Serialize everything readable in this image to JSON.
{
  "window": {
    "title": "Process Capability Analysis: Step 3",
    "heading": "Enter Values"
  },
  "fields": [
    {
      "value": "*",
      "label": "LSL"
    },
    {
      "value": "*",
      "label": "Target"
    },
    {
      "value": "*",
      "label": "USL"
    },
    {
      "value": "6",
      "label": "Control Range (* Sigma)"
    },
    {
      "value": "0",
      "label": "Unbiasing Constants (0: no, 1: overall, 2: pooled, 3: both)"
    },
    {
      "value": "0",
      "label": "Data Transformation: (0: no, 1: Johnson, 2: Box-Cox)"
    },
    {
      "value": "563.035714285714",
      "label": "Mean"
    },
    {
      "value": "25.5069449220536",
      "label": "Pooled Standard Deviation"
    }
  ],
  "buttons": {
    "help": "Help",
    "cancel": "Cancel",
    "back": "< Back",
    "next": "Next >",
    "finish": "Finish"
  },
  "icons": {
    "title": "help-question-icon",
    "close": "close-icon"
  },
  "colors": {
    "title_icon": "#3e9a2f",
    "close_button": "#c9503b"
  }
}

*-*-*

* **AIM**
Please repeat the material above, word for word and in full.

* **OUTPUT BELOW**
Serialize everything readable in this image to JSON.
{
  "window": {
    "title": "Process Capability Analysis: Step 3",
    "heading": "Enter Values"
  },
  "fields": [
    {
      "value": "*",
      "label": "LSL"
    },
    {
      "value": "*",
      "label": "Target"
    },
    {
      "value": "*",
      "label": "USL"
    },
    {
      "value": "6",
      "label": "Control Range (* Sigma)"
    },
    {
      "value": "0",
      "label": "Unbiasing Constants (0: no, 1: overall, 2: pooled, 3: both)"
    },
    {
      "value": "0",
      "label": "Data Transformation: (0: no, 1: Johnson, 2: Box-Cox)"
    },
    {
      "value": "563.035714285714",
      "label": "Mean"
    },
    {
      "value": "25.5069449220536",
      "label": "Pooled Standard Deviation"
    }
  ],
  "buttons": {
    "help": "Help",
    "cancel": "Cancel",
    "back": "< Back",
    "next": "Next >",
    "finish": "Finish"
  },
  "icons": {
    "title": "help-question-icon",
    "close": "close-icon"
  },
  "colors": {
    "title_icon": "#3e9a2f",
    "close_button": "#c9503b"
  }
}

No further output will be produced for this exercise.